<<<<

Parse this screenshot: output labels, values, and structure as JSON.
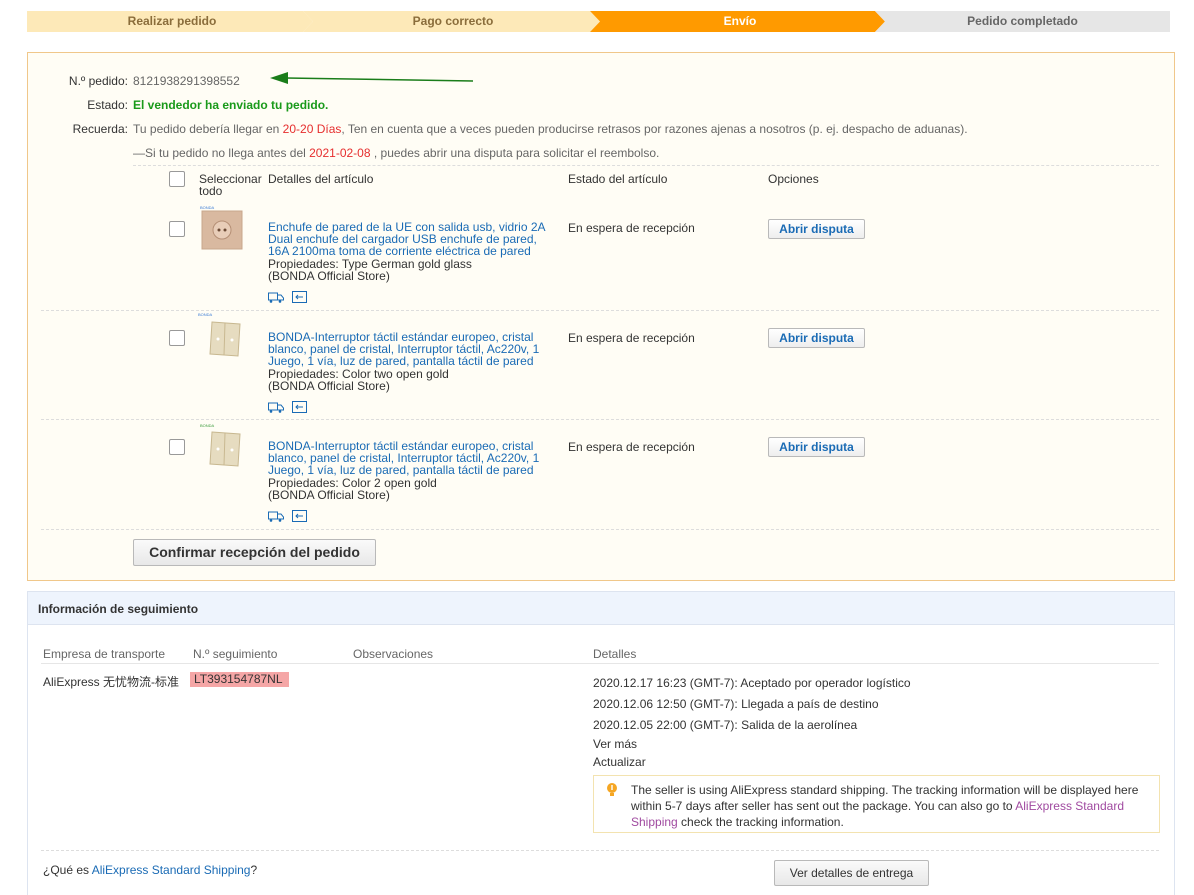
{
  "steps": [
    "Realizar pedido",
    "Pago correcto",
    "Envío",
    "Pedido completado"
  ],
  "order": {
    "number_label": "N.º pedido:",
    "number": "8121938291398552",
    "status_label": "Estado:",
    "status": "El vendedor ha enviado tu pedido.",
    "remember_label": "Recuerda:",
    "remember_pre": "Tu pedido debería llegar en ",
    "remember_days": "20-20 Días",
    "remember_post": ", Ten en cuenta que a veces pueden producirse retrasos por razones ajenas a nosotros (p. ej. despacho de aduanas).",
    "dispute_pre": "—Si tu pedido no llega antes del ",
    "dispute_date": "2021-02-08",
    "dispute_post": " , puedes abrir una disputa para solicitar el reembolso."
  },
  "table": {
    "select_all": "Seleccionar todo",
    "col_details": "Detalles del artículo",
    "col_status": "Estado del artículo",
    "col_options": "Opciones"
  },
  "items": [
    {
      "title": "Enchufe de pared de la UE con salida usb, vidrio 2A Dual enchufe del cargador USB enchufe de pared, 16A 2100ma toma de corriente eléctrica de pared",
      "props": "Propiedades: Type German gold glass",
      "store": "(BONDA Official Store)",
      "status": "En espera de recepción",
      "action": "Abrir disputa"
    },
    {
      "title": "BONDA-Interruptor táctil estándar europeo, cristal blanco, panel de cristal, Interruptor táctil, Ac220v, 1 Juego, 1 vía, luz de pared, pantalla táctil de pared",
      "props": "Propiedades: Color two open gold",
      "store": "(BONDA Official Store)",
      "status": "En espera de recepción",
      "action": "Abrir disputa"
    },
    {
      "title": "BONDA-Interruptor táctil estándar europeo, cristal blanco, panel de cristal, Interruptor táctil, Ac220v, 1 Juego, 1 vía, luz de pared, pantalla táctil de pared",
      "props": "Propiedades: Color 2 open gold",
      "store": "(BONDA Official Store)",
      "status": "En espera de recepción",
      "action": "Abrir disputa"
    }
  ],
  "confirm_button": "Confirmar recepción del pedido",
  "tracking": {
    "title": "Información de seguimiento",
    "col_carrier": "Empresa de transporte",
    "col_number": "N.º seguimiento",
    "col_notes": "Observaciones",
    "col_details": "Detalles",
    "carrier": "AliExpress 无忧物流-标准",
    "number": "LT393154787NL",
    "events": [
      "2020.12.17 16:23 (GMT-7): Aceptado por operador logístico",
      "2020.12.06 12:50 (GMT-7): Llegada a país de destino",
      "2020.12.05 22:00 (GMT-7): Salida de la aerolínea"
    ],
    "more": "Ver más",
    "refresh": "Actualizar",
    "notice_pre": "The seller is using AliExpress standard shipping. The tracking information will be displayed here within 5-7 days after seller has sent out the package. You can also go to ",
    "notice_link": "AliExpress Standard Shipping",
    "notice_post": " check the tracking information.",
    "question_pre": "¿Qué es ",
    "question_link": "AliExpress Standard Shipping",
    "question_post": "?",
    "delivery_button": "Ver detalles de entrega"
  },
  "colors": {
    "step_done": "#fde9b8",
    "step_active": "#ff9a00",
    "step_todo": "#e6e6e6",
    "arrow": "#1a7d1a"
  }
}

>>>>

**Do this**
Leave out the pictures and print each record exactly as it stands.

**Task result**
Parse this screenshot: output labels, values, and structure as JSON.
{
  "steps": [
    "Realizar pedido",
    "Pago correcto",
    "Envío",
    "Pedido completado"
  ],
  "order": {
    "number_label": "N.º pedido:",
    "number": "8121938291398552",
    "status_label": "Estado:",
    "status": "El vendedor ha enviado tu pedido.",
    "remember_label": "Recuerda:",
    "remember_pre": "Tu pedido debería llegar en ",
    "remember_days": "20-20 Días",
    "remember_post": ", Ten en cuenta que a veces pueden producirse retrasos por razones ajenas a nosotros (p. ej. despacho de aduanas).",
    "dispute_pre": "—Si tu pedido no llega antes del ",
    "dispute_date": "2021-02-08",
    "dispute_post": " , puedes abrir una disputa para solicitar el reembolso."
  },
  "table": {
    "select_all": "Seleccionar todo",
    "col_details": "Detalles del artículo",
    "col_status": "Estado del artículo",
    "col_options": "Opciones"
  },
  "items": [
    {
      "title": "Enchufe de pared de la UE con salida usb, vidrio 2A Dual enchufe del cargador USB enchufe de pared, 16A 2100ma toma de corriente eléctrica de pared",
      "props": "Propiedades: Type German gold glass",
      "store": "(BONDA Official Store)",
      "status": "En espera de recepción",
      "action": "Abrir disputa"
    },
    {
      "title": "BONDA-Interruptor táctil estándar europeo, cristal blanco, panel de cristal, Interruptor táctil, Ac220v, 1 Juego, 1 vía, luz de pared, pantalla táctil de pared",
      "props": "Propiedades: Color two open gold",
      "store": "(BONDA Official Store)",
      "status": "En espera de recepción",
      "action": "Abrir disputa"
    },
    {
      "title": "BONDA-Interruptor táctil estándar europeo, cristal blanco, panel de cristal, Interruptor táctil, Ac220v, 1 Juego, 1 vía, luz de pared, pantalla táctil de pared",
      "props": "Propiedades: Color 2 open gold",
      "store": "(BONDA Official Store)",
      "status": "En espera de recepción",
      "action": "Abrir disputa"
    }
  ],
  "confirm_button": "Confirmar recepción del pedido",
  "tracking": {
    "title": "Información de seguimiento",
    "col_carrier": "Empresa de transporte",
    "col_number": "N.º seguimiento",
    "col_notes": "Observaciones",
    "col_details": "Detalles",
    "carrier": "AliExpress 无忧物流-标准",
    "number": "LT393154787NL",
    "events": [
      "2020.12.17 16:23 (GMT-7): Aceptado por operador logístico",
      "2020.12.06 12:50 (GMT-7): Llegada a país de destino",
      "2020.12.05 22:00 (GMT-7): Salida de la aerolínea"
    ],
    "more": "Ver más",
    "refresh": "Actualizar",
    "notice_pre": "The seller is using AliExpress standard shipping. The tracking information will be displayed here within 5-7 days after seller has sent out the package. You can also go to ",
    "notice_link": "AliExpress Standard Shipping",
    "notice_post": " check the tracking information.",
    "question_pre": "¿Qué es ",
    "question_link": "AliExpress Standard Shipping",
    "question_post": "?",
    "delivery_button": "Ver detalles de entrega"
  },
  "colors": {
    "step_done": "#fde9b8",
    "step_active": "#ff9a00",
    "step_todo": "#e6e6e6",
    "arrow": "#1a7d1a"
  }
}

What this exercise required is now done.